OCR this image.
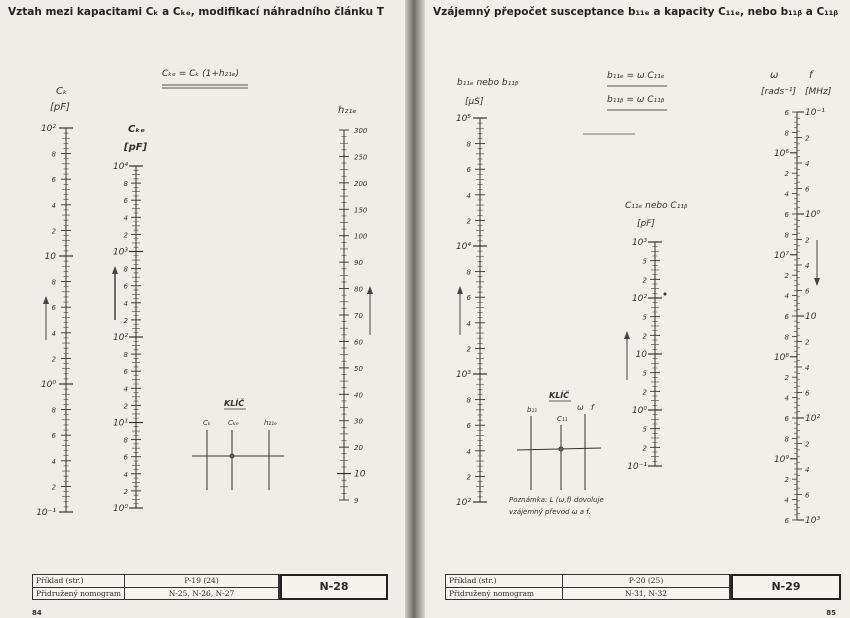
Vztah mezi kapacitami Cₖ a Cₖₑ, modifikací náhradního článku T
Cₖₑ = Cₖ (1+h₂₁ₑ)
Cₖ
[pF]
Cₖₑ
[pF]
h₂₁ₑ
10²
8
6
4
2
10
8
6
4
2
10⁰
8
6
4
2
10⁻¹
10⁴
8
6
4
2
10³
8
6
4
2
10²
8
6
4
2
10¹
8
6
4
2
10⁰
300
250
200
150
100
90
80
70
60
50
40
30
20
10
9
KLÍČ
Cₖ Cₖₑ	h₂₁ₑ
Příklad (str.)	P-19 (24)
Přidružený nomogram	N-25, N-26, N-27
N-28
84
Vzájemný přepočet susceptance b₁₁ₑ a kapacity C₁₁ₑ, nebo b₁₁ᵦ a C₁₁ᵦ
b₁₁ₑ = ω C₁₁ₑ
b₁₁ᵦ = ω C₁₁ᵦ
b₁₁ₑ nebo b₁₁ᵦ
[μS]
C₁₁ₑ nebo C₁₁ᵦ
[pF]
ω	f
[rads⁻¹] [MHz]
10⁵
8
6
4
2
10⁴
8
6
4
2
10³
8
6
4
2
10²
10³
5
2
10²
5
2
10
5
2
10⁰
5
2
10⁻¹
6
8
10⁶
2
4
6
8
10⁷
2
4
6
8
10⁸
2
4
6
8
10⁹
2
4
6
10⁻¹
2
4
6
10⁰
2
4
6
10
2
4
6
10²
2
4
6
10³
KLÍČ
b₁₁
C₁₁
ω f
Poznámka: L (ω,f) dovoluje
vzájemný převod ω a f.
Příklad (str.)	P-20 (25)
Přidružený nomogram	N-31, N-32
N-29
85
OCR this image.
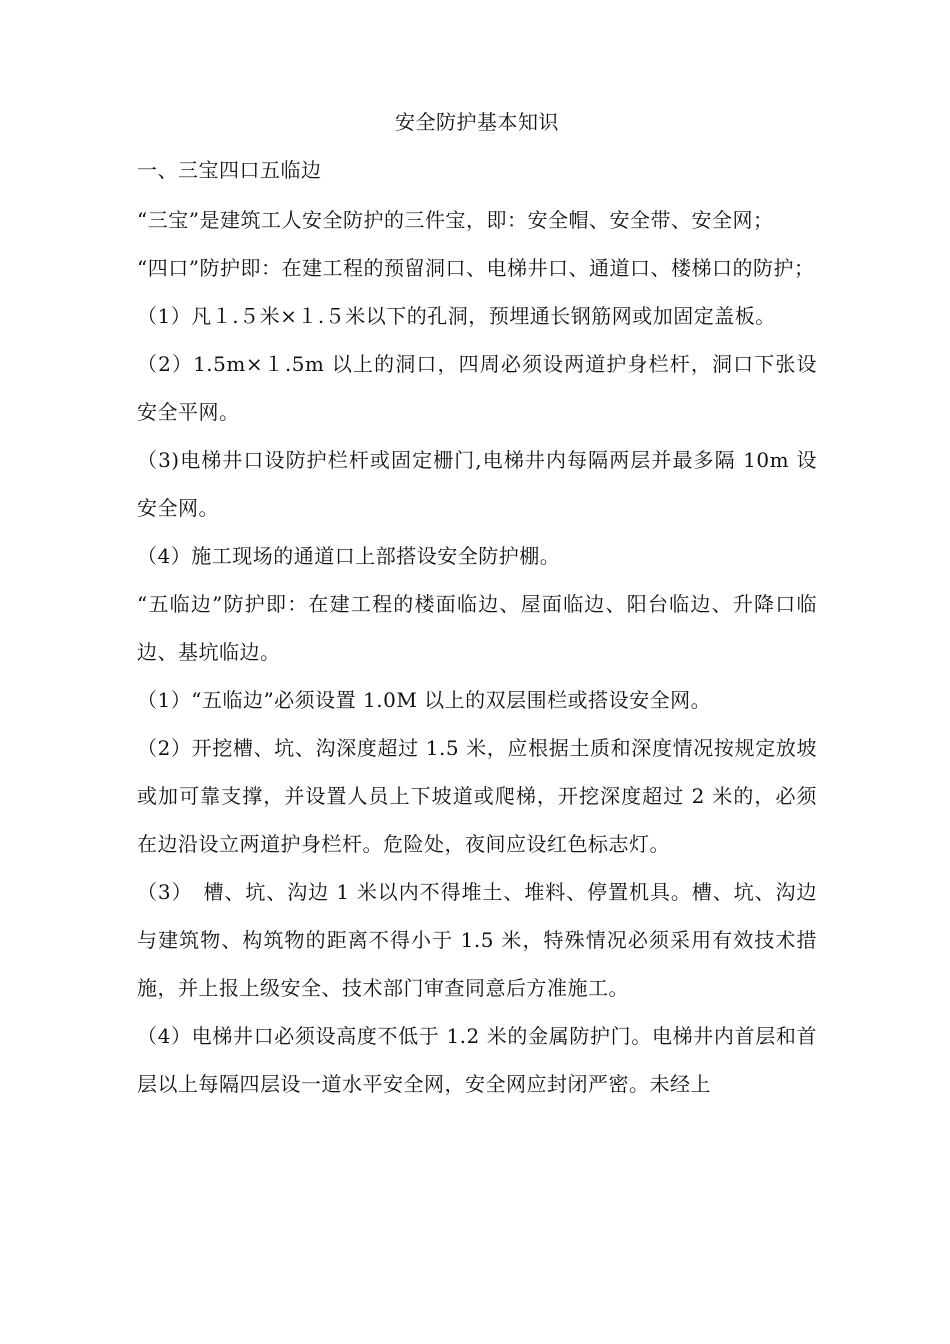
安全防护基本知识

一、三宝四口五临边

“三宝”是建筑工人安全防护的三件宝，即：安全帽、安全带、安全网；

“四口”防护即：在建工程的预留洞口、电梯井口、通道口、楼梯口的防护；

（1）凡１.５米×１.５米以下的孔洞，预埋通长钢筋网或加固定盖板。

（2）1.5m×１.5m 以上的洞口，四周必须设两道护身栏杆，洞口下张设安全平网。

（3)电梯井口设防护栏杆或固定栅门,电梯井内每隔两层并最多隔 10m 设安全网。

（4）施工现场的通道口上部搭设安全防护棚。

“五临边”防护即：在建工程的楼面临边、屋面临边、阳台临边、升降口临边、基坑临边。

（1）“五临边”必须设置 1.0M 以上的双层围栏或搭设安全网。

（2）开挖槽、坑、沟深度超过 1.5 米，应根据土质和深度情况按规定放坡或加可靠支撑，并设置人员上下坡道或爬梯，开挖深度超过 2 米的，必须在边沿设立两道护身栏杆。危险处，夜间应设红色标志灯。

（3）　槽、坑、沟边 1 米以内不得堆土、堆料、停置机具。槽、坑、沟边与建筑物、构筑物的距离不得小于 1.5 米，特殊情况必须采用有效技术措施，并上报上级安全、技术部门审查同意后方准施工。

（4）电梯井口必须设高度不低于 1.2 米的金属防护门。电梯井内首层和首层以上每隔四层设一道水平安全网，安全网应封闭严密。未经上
---------------
**STATED TASK:** Repeat the entries exactly. Pictures are excluded from the copy.

**SOLVED EXERCISE:**
OCR this image.
Vztah mezi kapacitami Cₖ a Cₖₑ, modifikací náhradního článku T
Cₖₑ = Cₖ (1+h₂₁ₑ)
Cₖ
[pF]
Cₖₑ
[pF]
h₂₁ₑ
10²
8
6
4
2
10
8
6
4
2
10⁰
8
6
4
2
10⁻¹
10⁴
8
6
4
2
10³
8
6
4
2
10²
8
6
4
2
10¹
8
6
4
2
10⁰
300
250
200
150
100
90
80
70
60
50
40
30
20
10
9
KLÍČ
Cₖ Cₖₑ	h₂₁ₑ
Příklad (str.)	P-19 (24)
Přidružený nomogram	N-25, N-26, N-27
N-28
84
Vzájemný přepočet susceptance b₁₁ₑ a kapacity C₁₁ₑ, nebo b₁₁ᵦ a C₁₁ᵦ
b₁₁ₑ = ω C₁₁ₑ
b₁₁ᵦ = ω C₁₁ᵦ
b₁₁ₑ nebo b₁₁ᵦ
[μS]
C₁₁ₑ nebo C₁₁ᵦ
[pF]
ω	f
[rads⁻¹] [MHz]
10⁵
8
6
4
2
10⁴
8
6
4
2
10³
8
6
4
2
10²
10³
5
2
10²
5
2
10
5
2
10⁰
5
2
10⁻¹
6
8
10⁶
2
4
6
8
10⁷
2
4
6
8
10⁸
2
4
6
8
10⁹
2
4
6
10⁻¹
2
4
6
10⁰
2
4
6
10
2
4
6
10²
2
4
6
10³
KLÍČ
b₁₁
C₁₁
ω f
Poznámka: L (ω,f) dovoluje
vzájemný převod ω a f.
Příklad (str.)	P-20 (25)
Přidružený nomogram	N-31, N-32
N-29
85
OCR this image.
安全防护基本知识

一、三宝四口五临边

“三宝”是建筑工人安全防护的三件宝，即：安全帽、安全带、安全网；

“四口”防护即：在建工程的预留洞口、电梯井口、通道口、楼梯口的防护；

（1）凡１.５米×１.５米以下的孔洞，预埋通长钢筋网或加固定盖板。

（2）1.5m×１.5m 以上的洞口，四周必须设两道护身栏杆，洞口下张设安全平网。

（3)电梯井口设防护栏杆或固定栅门,电梯井内每隔两层并最多隔 10m 设安全网。

（4）施工现场的通道口上部搭设安全防护棚。

“五临边”防护即：在建工程的楼面临边、屋面临边、阳台临边、升降口临边、基坑临边。

（1）“五临边”必须设置 1.0M 以上的双层围栏或搭设安全网。

（2）开挖槽、坑、沟深度超过 1.5 米，应根据土质和深度情况按规定放坡或加可靠支撑，并设置人员上下坡道或爬梯，开挖深度超过 2 米的，必须在边沿设立两道护身栏杆。危险处，夜间应设红色标志灯。

（3）　槽、坑、沟边 1 米以内不得堆土、堆料、停置机具。槽、坑、沟边与建筑物、构筑物的距离不得小于 1.5 米，特殊情况必须采用有效技术措施，并上报上级安全、技术部门审查同意后方准施工。

（4）电梯井口必须设高度不低于 1.2 米的金属防护门。电梯井内首层和首层以上每隔四层设一道水平安全网，安全网应封闭严密。未经上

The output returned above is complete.